◆ What this task involves
Reproduce the entries word for word, and omit any picture you find in them.

───── Data ─────

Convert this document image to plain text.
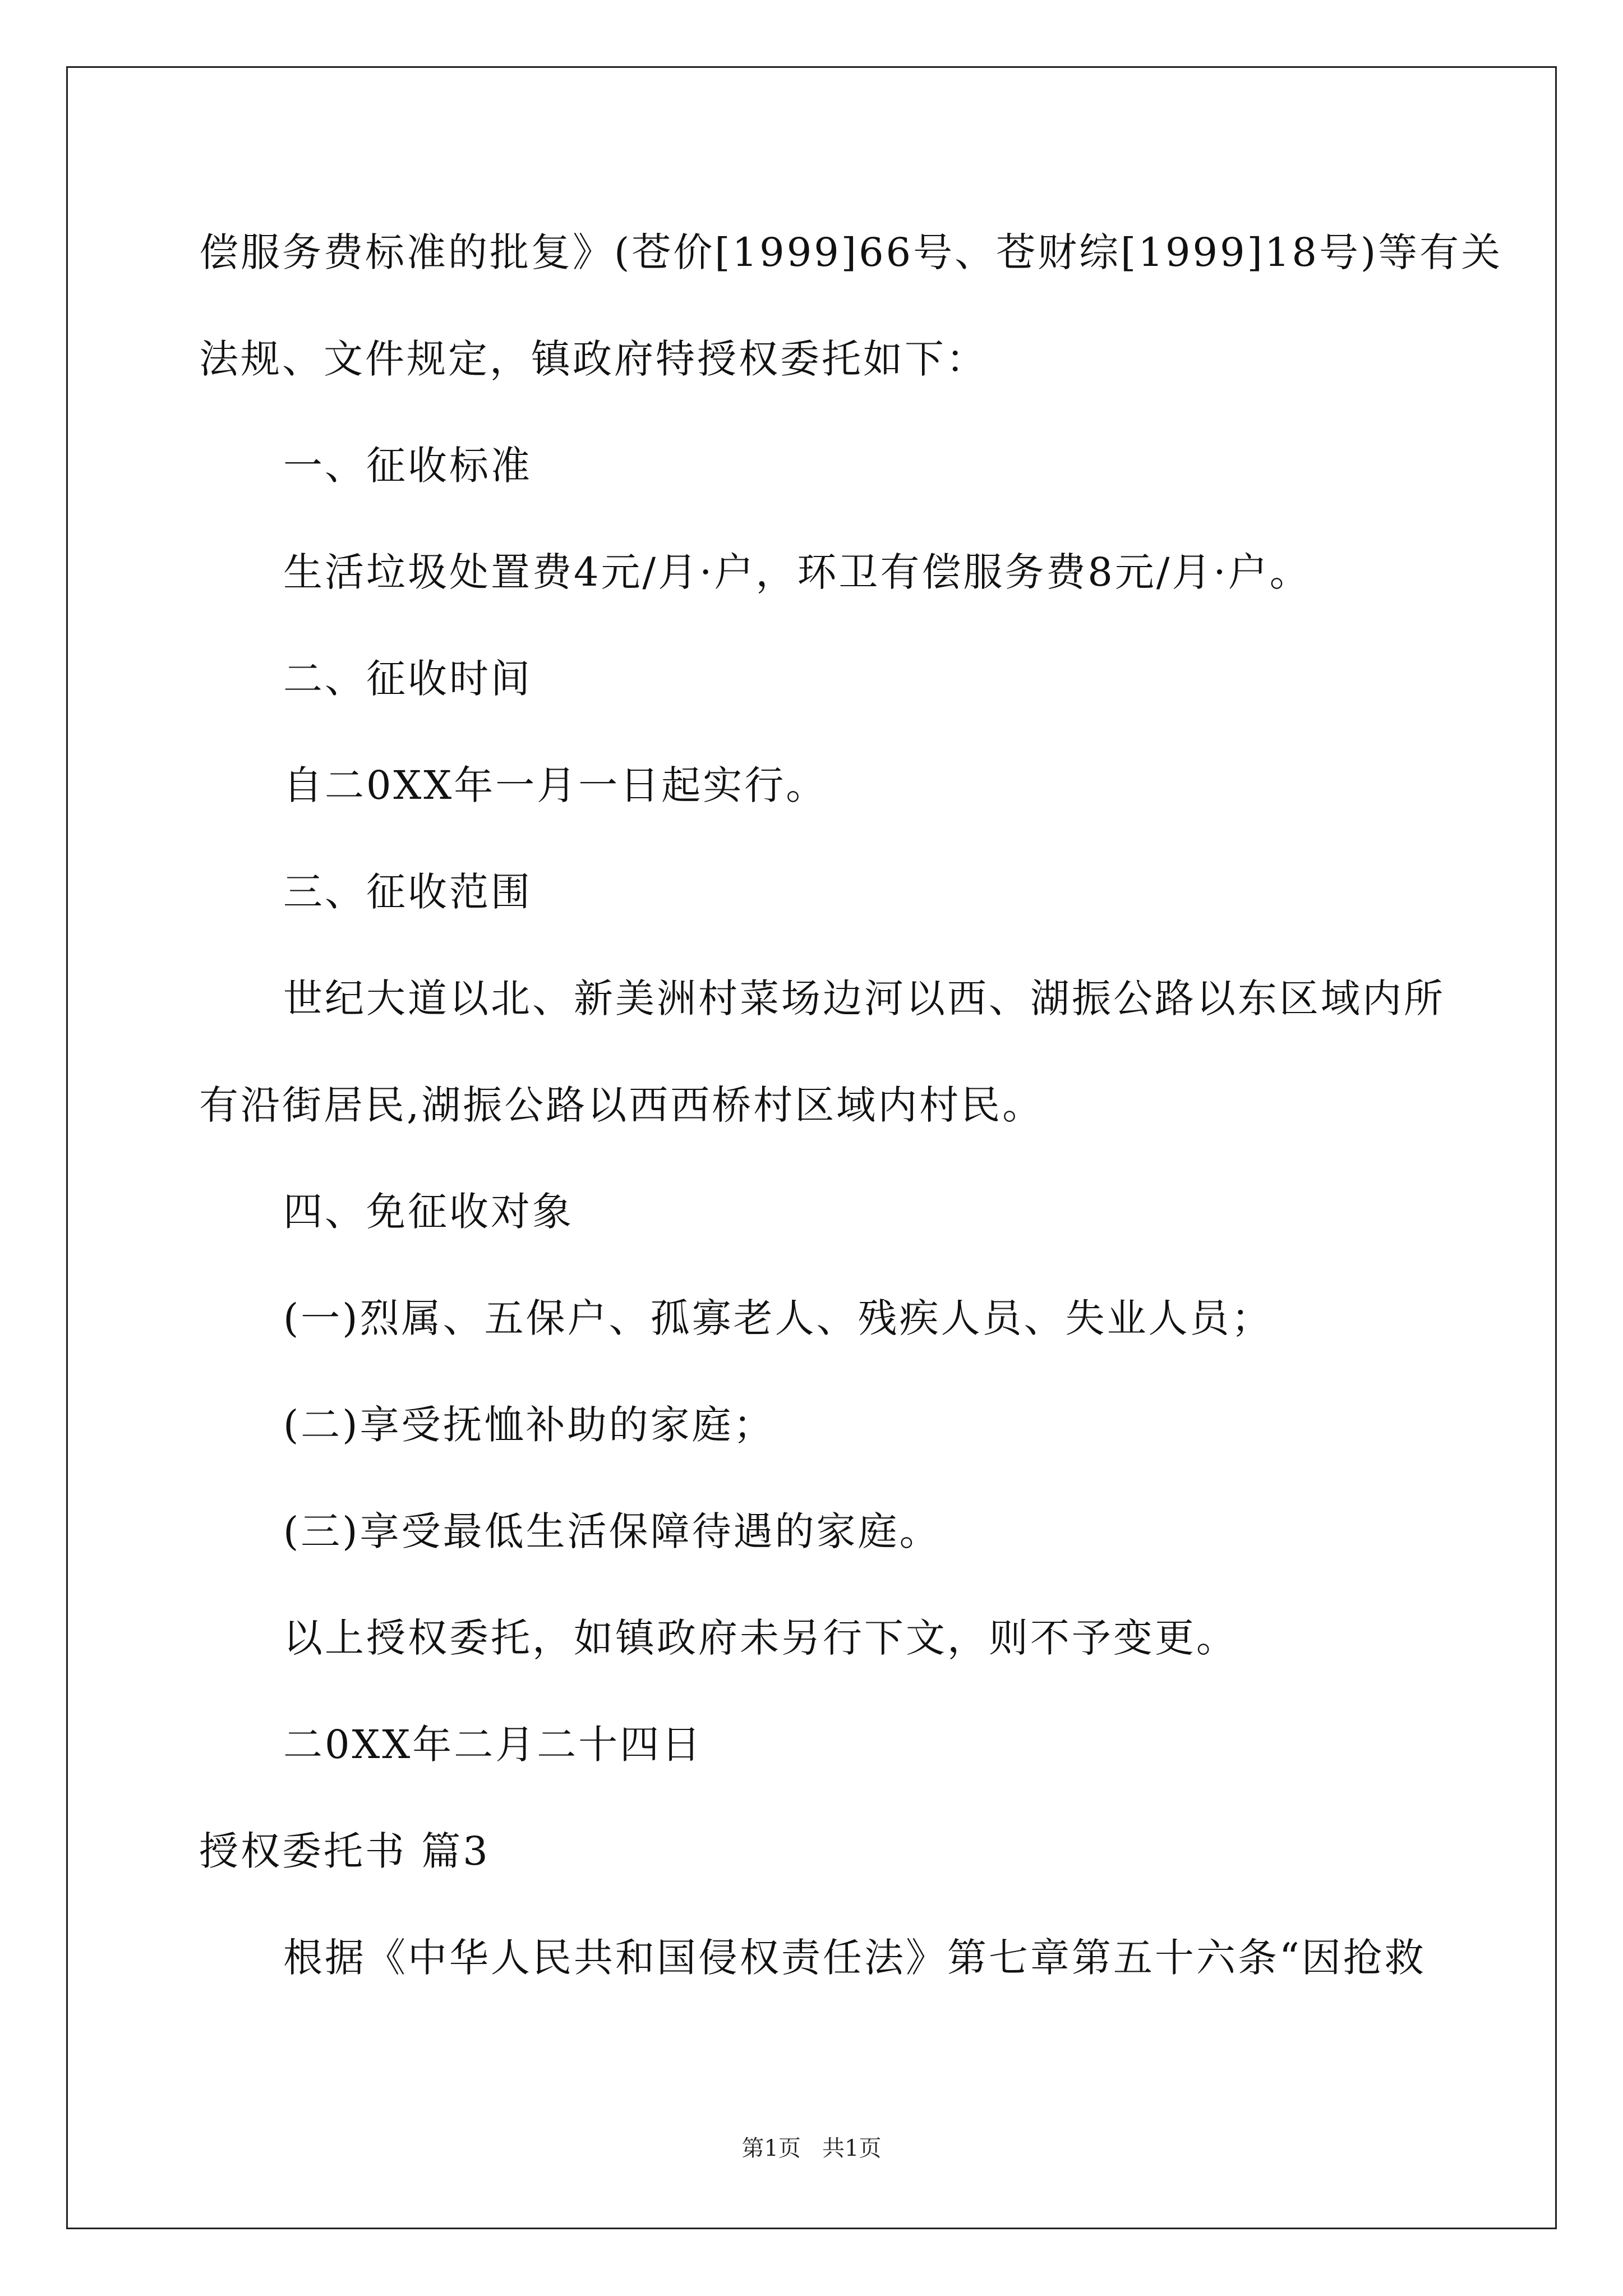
偿服务费标准的批复》(苍价[1999]66号、苍财综[1999]18号)等有关
法规、文件规定，镇政府特授权委托如下：
一、征收标准
生活垃圾处置费4元/月·户，环卫有偿服务费8元/月·户。
二、征收时间
自二0XX年一月一日起实行。
三、征收范围
世纪大道以北、新美洲村菜场边河以西、湖振公路以东区域内所
有沿街居民,湖振公路以西西桥村区域内村民。
四、免征收对象
(一)烈属、五保户、孤寡老人、残疾人员、失业人员；
(二)享受抚恤补助的家庭；
(三)享受最低生活保障待遇的家庭。
以上授权委托，如镇政府未另行下文，则不予变更。
二0XX年二月二十四日
授权委托书 篇3
根据《中华人民共和国侵权责任法》第七章第五十六条“因抢救
第1页   共1页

─────

◆ Exercise output
Convert this document image to plain text.
偿服务费标准的批复》(苍价[1999]66号、苍财综[1999]18号)等有关
法规、文件规定，镇政府特授权委托如下：
一、征收标准
生活垃圾处置费4元/月·户，环卫有偿服务费8元/月·户。
二、征收时间
自二0XX年一月一日起实行。
三、征收范围
世纪大道以北、新美洲村菜场边河以西、湖振公路以东区域内所
有沿街居民,湖振公路以西西桥村区域内村民。
四、免征收对象
(一)烈属、五保户、孤寡老人、残疾人员、失业人员；
(二)享受抚恤补助的家庭；
(三)享受最低生活保障待遇的家庭。
以上授权委托，如镇政府未另行下文，则不予变更。
二0XX年二月二十四日
授权委托书 篇3
根据《中华人民共和国侵权责任法》第七章第五十六条“因抢救
第1页   共1页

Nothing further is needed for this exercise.